Exercise: Filter this data down to the lines that hold "well", and copy them.

━━━━━━━━━━━━━━━━

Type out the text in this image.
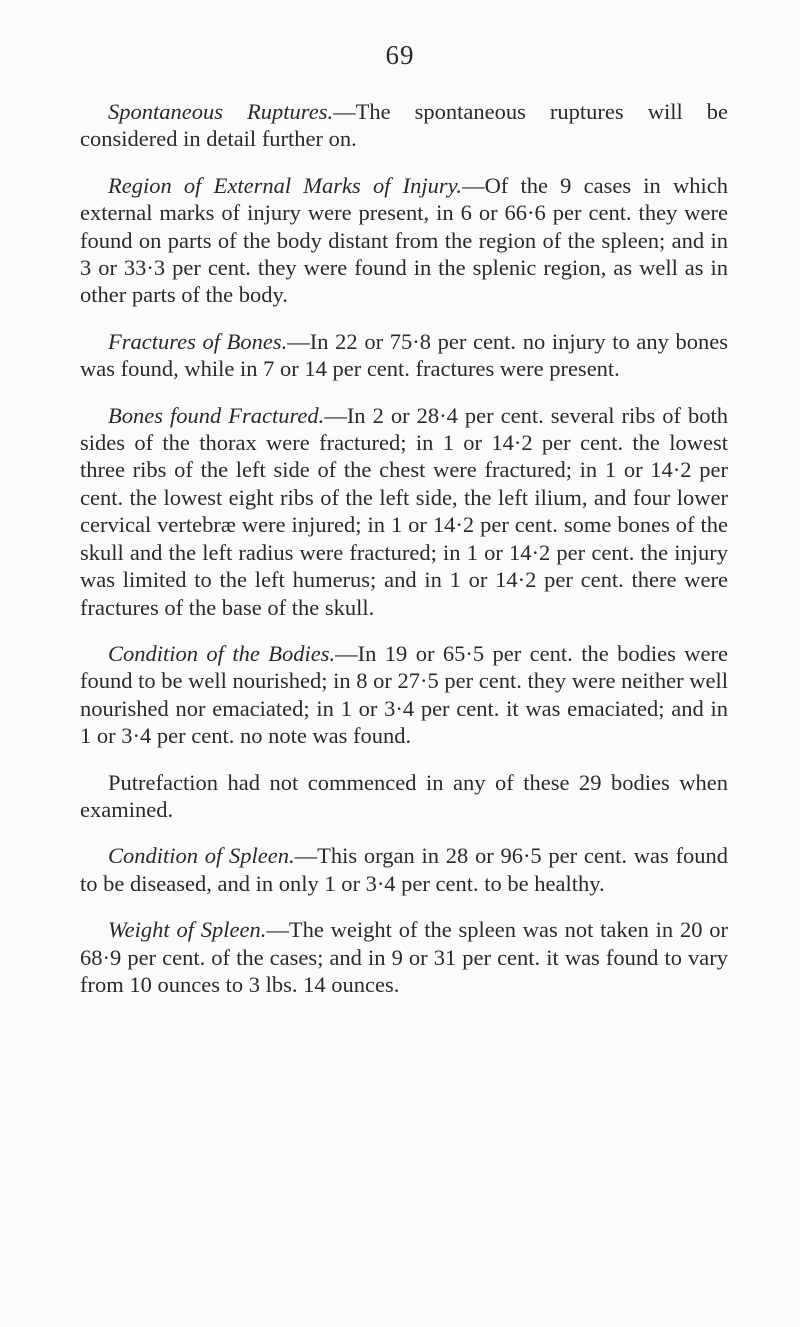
69

Spontaneous Ruptures.—The spontaneous ruptures will be considered in detail further on.

Region of External Marks of Injury.—Of the 9 cases in which external marks of injury were present, in 6 or 66·6 per cent. they were found on parts of the body distant from the region of the spleen; and in 3 or 33·3 per cent. they were found in the splenic region, as well as in other parts of the body.

Fractures of Bones.—In 22 or 75·8 per cent. no injury to any bones was found, while in 7 or 14 per cent. fractures were present.

Bones found Fractured.—In 2 or 28·4 per cent. several ribs of both sides of the thorax were fractured; in 1 or 14·2 per cent. the lowest three ribs of the left side of the chest were fractured; in 1 or 14·2 per cent. the lowest eight ribs of the left side, the left ilium, and four lower cervical vertebræ were injured; in 1 or 14·2 per cent. some bones of the skull and the left radius were fractured; in 1 or 14·2 per cent. the injury was limited to the left humerus; and in 1 or 14·2 per cent. there were fractures of the base of the skull.

Condition of the Bodies.—In 19 or 65·5 per cent. the bodies were found to be well nourished; in 8 or 27·5 per cent. they were neither well nourished nor emaciated; in 1 or 3·4 per cent. it was emaciated; and in 1 or 3·4 per cent. no note was found.

Putrefaction had not commenced in any of these 29 bodies when examined.

Condition of Spleen.—This organ in 28 or 96·5 per cent. was found to be diseased, and in only 1 or 3·4 per cent. to be healthy.

Weight of Spleen.—The weight of the spleen was not taken in 20 or 68·9 per cent. of the cases; and in 9 or 31 per cent. it was found to vary from 10 ounces to 3 lbs. 14 ounces.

━━━━━━━━━━━━━━━━

Completed task:
Region of External Marks of Injury.—Of the 9 cases in which external marks of injury were present, in 6 or 66·6 per cent. they were found on parts of the body distant from the region of the spleen; and in 3 or 33·3 per cent. they were found in the splenic region, as well as in other parts of the body.
Condition of the Bodies.—In 19 or 65·5 per cent. the bodies were found to be well nourished; in 8 or 27·5 per cent. they were neither well nourished nor emaciated; in 1 or 3·4 per cent. it was emaciated; and in 1 or 3·4 per cent. no note was found.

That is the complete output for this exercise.